━━━━━ Given passage ━━━━━
[Foundation-l] Personal Image Filter results announced
phoebe ayers
phoebe.wiki at gmail.com
Thu Sep 15 06:31:06 UTC 2011
On Sun, Sep 11, 2011 at 10:53 AM, David Gerard <dgerard at gmail.com> wrote:
> On 11 September 2011 17:22, Kim Bruning <kim at bruning.xs4all.nl> wrote:
>> On Sat, Sep 10, 2011 at 09:38:38AM -0700, Sue Gardner wrote:
>
>>> I wrote the questions, with Phoebe and SJ, in Boston at the Wikipedia
>>> in Higher Ed conference.
>>> It's not a secret -- I wrote about it here:
>>> http://meta.wikimedia.org/w/index.php?title=Talk%3AImage_filter_referendum%2FResults%2Fen&action=historysubmit&diff=2880100&oldid=2880046
>
>> Awesome. That puts so much into perspective :-)
>> Thank you for answering that question, Sue!
>
>
> Yes, thank you :-)
>
> I note SJ's comment on the lack of a "do you want this?" question:
>
> "I too wish that the separate question had been asked. –SJ talk |
> translate 20:54, 5 September 2011 (UTC)"
>
> SJ, what can now be done to ask this - vital and missing - question?
>
>
> - d.
David -- and all --
I've been away for a week offline, so am trying to catch up. I'm
picking a random point in the thread to try and answer lots of
questions at once, from my own viewpoint.
Re: the problems with the referendum -- it's my understanding that the
committee in charge of running the referendum will be conducting a
formal postmortem. But of course as someone involved I've been doing a
lot of thinking about it, and reading comments, and a lot of what I've
identified is just simple hindsight.
Here are some of those things:
a) In hindsight, of course we should not have called it a referendum;
it was a survey, or a poll, on various design questions. I don't think
anything specific was intended by the nomenclature one way or another
-- it just started out being called a referendum, and the name stuck,
and by the time people identified problems with that name the pages
had already been translated and it seemed too hard to change it.
Perhaps we should have anyway, given all the drama around the name.
But nothing special was meant by it one way or the other; certainly no
deception about intent.
b) In hindsight I would wanted us to get better analysis
infrastructure set up ahead of time, if I'd realized this would be the
single largest vote in Wikimedia history :) That said -- I am glad we
have learned some things about conducting votes, and I think that the
committee did handle the vote quite well. There are always things to
improve, but they did a great job at handling voting problems
gracefully and getting the results out fast, and I would like to thank
them for all of their work, as well as for handling a difficult topic
well -- committee members got a lot of undeserved personal flak as a
result of volunteering for this job.
━━━━━
Problem A | Return each line of the records that contains the string "title", matching case exactly.
The records below are unrelated to the mailing-list message.
━━━━━ Provided entries ━━━━━
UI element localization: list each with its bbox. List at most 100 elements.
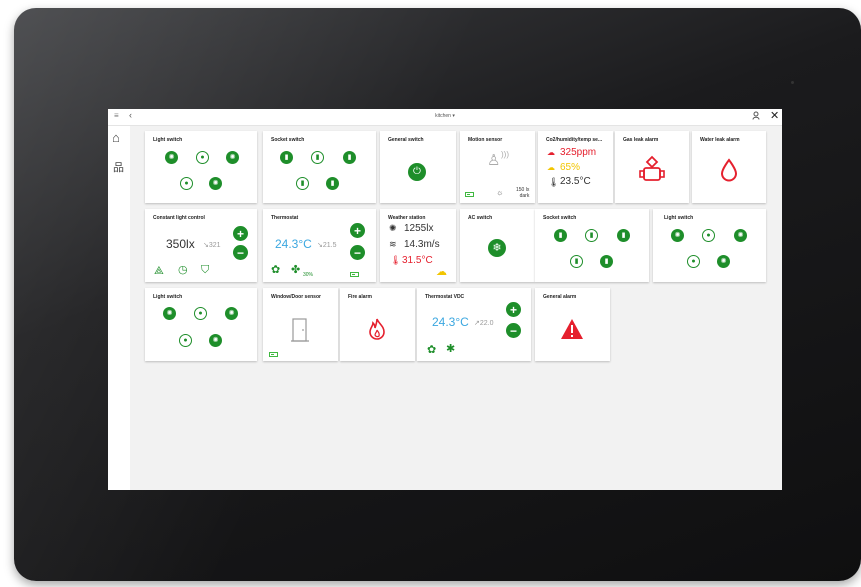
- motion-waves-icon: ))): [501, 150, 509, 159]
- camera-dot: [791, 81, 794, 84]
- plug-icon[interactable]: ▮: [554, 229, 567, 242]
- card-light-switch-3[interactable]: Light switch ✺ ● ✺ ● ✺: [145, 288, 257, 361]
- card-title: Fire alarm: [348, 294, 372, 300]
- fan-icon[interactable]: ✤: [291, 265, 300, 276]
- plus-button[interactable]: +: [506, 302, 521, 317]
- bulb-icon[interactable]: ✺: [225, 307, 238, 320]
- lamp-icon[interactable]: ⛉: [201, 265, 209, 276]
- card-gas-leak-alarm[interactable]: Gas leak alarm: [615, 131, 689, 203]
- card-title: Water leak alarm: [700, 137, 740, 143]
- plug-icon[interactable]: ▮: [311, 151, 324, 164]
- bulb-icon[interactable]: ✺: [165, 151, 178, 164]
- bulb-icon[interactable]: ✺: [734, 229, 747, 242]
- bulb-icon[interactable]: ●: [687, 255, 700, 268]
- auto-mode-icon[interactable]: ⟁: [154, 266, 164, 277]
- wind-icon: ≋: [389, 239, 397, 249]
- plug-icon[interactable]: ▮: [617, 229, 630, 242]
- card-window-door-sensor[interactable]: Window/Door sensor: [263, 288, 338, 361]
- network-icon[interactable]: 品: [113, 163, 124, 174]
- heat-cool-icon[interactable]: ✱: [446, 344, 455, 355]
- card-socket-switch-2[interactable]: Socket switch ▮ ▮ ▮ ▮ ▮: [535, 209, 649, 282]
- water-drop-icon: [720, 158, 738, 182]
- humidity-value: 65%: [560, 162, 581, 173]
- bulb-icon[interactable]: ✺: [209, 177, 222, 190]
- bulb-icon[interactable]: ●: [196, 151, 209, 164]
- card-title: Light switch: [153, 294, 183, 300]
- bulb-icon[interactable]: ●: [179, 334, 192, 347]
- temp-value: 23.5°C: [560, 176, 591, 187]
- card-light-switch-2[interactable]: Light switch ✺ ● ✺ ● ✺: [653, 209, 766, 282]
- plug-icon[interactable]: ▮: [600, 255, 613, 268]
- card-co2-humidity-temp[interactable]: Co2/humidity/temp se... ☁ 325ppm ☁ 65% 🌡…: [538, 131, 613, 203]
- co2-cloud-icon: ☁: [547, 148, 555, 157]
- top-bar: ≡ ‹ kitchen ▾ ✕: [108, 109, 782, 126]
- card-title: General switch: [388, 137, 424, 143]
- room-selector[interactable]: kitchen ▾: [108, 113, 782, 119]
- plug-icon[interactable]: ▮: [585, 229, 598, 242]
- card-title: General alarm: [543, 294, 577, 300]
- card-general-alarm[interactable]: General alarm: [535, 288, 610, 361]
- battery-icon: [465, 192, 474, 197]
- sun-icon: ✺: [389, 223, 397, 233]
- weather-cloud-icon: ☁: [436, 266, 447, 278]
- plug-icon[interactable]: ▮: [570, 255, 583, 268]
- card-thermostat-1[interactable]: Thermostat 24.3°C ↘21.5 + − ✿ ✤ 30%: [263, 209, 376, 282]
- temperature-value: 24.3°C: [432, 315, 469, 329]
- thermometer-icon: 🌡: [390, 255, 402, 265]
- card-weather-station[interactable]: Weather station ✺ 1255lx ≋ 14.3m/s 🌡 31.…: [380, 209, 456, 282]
━━━━━
Problem B | In the mailing-list message, what does the writer say the referendum actually was?

Written solution A |
- card-title: Fire alarm: [348, 294, 372, 300]
- card-title: Water leak alarm: [700, 137, 740, 143]
- card-title: Light switch: [153, 294, 183, 300]
- card-title: General switch: [388, 137, 424, 143]
- card-title: General alarm: [543, 294, 577, 300]

Written solution B | A survey, or a poll, on various design questions.